## Directions
Retype all the entries word for word, but omit the pictures.

Records
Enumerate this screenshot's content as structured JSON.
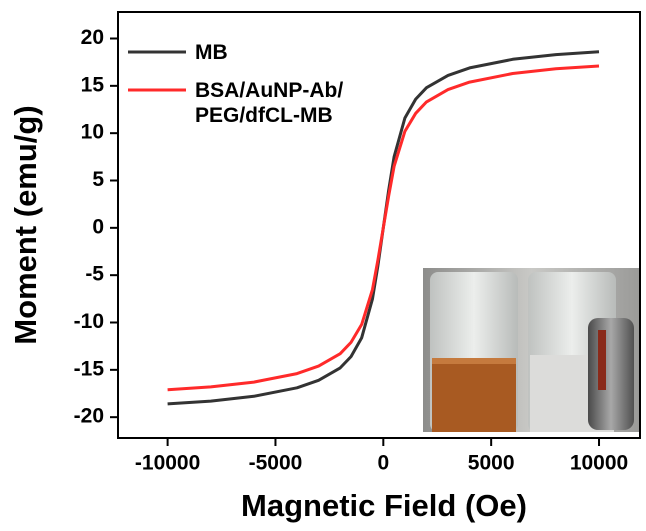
{
  "chart_data": {
    "type": "line",
    "x_label": "Magnetic Field (Oe)",
    "y_label": "Moment (emu/g)",
    "x": [
      -10000,
      -8000,
      -6000,
      -4000,
      -3000,
      -2000,
      -1500,
      -1000,
      -500,
      -250,
      0,
      250,
      500,
      1000,
      1500,
      2000,
      3000,
      4000,
      6000,
      8000,
      10000
    ],
    "series": [
      {
        "name": "MB",
        "color": "#333333",
        "values": [
          -18.6,
          -18.3,
          -17.8,
          -16.9,
          -16.1,
          -14.8,
          -13.6,
          -11.6,
          -7.5,
          -4.0,
          0,
          4.0,
          7.5,
          11.6,
          13.6,
          14.8,
          16.1,
          16.9,
          17.8,
          18.3,
          18.6
        ]
      },
      {
        "name": "BSA/AuNP-Ab/\nPEG/dfCL-MB",
        "color": "#ff2a2a",
        "values": [
          -17.1,
          -16.8,
          -16.3,
          -15.4,
          -14.6,
          -13.3,
          -12.1,
          -10.2,
          -6.5,
          -3.4,
          0,
          3.4,
          6.5,
          10.2,
          12.1,
          13.3,
          14.6,
          15.4,
          16.3,
          16.8,
          17.1
        ]
      }
    ],
    "xlim": [
      -12300,
      11900
    ],
    "ylim": [
      -22.2,
      22.8
    ],
    "xticks": [
      -10000,
      -5000,
      0,
      5000,
      10000
    ],
    "yticks": [
      -20,
      -15,
      -10,
      -5,
      0,
      5,
      10,
      15,
      20
    ],
    "legend": "upper left"
  }
}
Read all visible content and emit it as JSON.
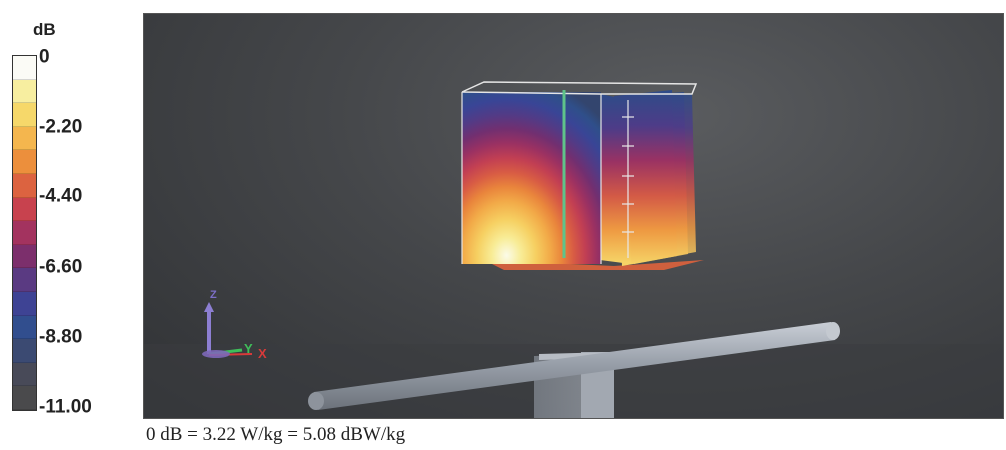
{
  "legend": {
    "unit": "dB",
    "ticks": [
      "0",
      "-2.20",
      "-4.40",
      "-6.60",
      "-8.80",
      "-11.00"
    ],
    "colors": [
      "#fbfbf6",
      "#f7eea0",
      "#f6d86a",
      "#f4b64e",
      "#ec8f3c",
      "#dc6340",
      "#c8424e",
      "#a3335f",
      "#7c2f6c",
      "#5a3a82",
      "#3e4394",
      "#314e8e",
      "#3b4a72",
      "#484a58",
      "#4a4a4c"
    ]
  },
  "viewport": {
    "axes": {
      "z_label": "Z",
      "y_label": "Y",
      "x_label": "X"
    },
    "colors": {
      "z_axis": "#8d7fd3",
      "y_axis": "#3fbf5a",
      "x_axis": "#d83a3a",
      "probe_line": "#5fc38a"
    }
  },
  "caption": "0 dB = 3.22 W/kg = 5.08 dBW/kg"
}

## Response below
Enumerate this screenshot's content as structured JSON.
{
  "chart_data": {
    "type": "line",
    "x_label": "Magnetic Field (Oe)",
    "y_label": "Moment (emu/g)",
    "x": [
      -10000,
      -8000,
      -6000,
      -4000,
      -3000,
      -2000,
      -1500,
      -1000,
      -500,
      -250,
      0,
      250,
      500,
      1000,
      1500,
      2000,
      3000,
      4000,
      6000,
      8000,
      10000
    ],
    "series": [
      {
        "name": "MB",
        "color": "#333333",
        "values": [
          -18.6,
          -18.3,
          -17.8,
          -16.9,
          -16.1,
          -14.8,
          -13.6,
          -11.6,
          -7.5,
          -4.0,
          0,
          4.0,
          7.5,
          11.6,
          13.6,
          14.8,
          16.1,
          16.9,
          17.8,
          18.3,
          18.6
        ]
      },
      {
        "name": "BSA/AuNP-Ab/\nPEG/dfCL-MB",
        "color": "#ff2a2a",
        "values": [
          -17.1,
          -16.8,
          -16.3,
          -15.4,
          -14.6,
          -13.3,
          -12.1,
          -10.2,
          -6.5,
          -3.4,
          0,
          3.4,
          6.5,
          10.2,
          12.1,
          13.3,
          14.6,
          15.4,
          16.3,
          16.8,
          17.1
        ]
      }
    ],
    "xlim": [
      -12300,
      11900
    ],
    "ylim": [
      -22.2,
      22.8
    ],
    "xticks": [
      -10000,
      -5000,
      0,
      5000,
      10000
    ],
    "yticks": [
      -20,
      -15,
      -10,
      -5,
      0,
      5,
      10,
      15,
      20
    ],
    "legend": "upper left"
  }
}
Read all visible content and emit it as JSON.
{
  "legend": {
    "unit": "dB",
    "ticks": [
      "0",
      "-2.20",
      "-4.40",
      "-6.60",
      "-8.80",
      "-11.00"
    ],
    "colors": [
      "#fbfbf6",
      "#f7eea0",
      "#f6d86a",
      "#f4b64e",
      "#ec8f3c",
      "#dc6340",
      "#c8424e",
      "#a3335f",
      "#7c2f6c",
      "#5a3a82",
      "#3e4394",
      "#314e8e",
      "#3b4a72",
      "#484a58",
      "#4a4a4c"
    ]
  },
  "viewport": {
    "axes": {
      "z_label": "Z",
      "y_label": "Y",
      "x_label": "X"
    },
    "colors": {
      "z_axis": "#8d7fd3",
      "y_axis": "#3fbf5a",
      "x_axis": "#d83a3a",
      "probe_line": "#5fc38a"
    }
  },
  "caption": "0 dB = 3.22 W/kg = 5.08 dBW/kg"
}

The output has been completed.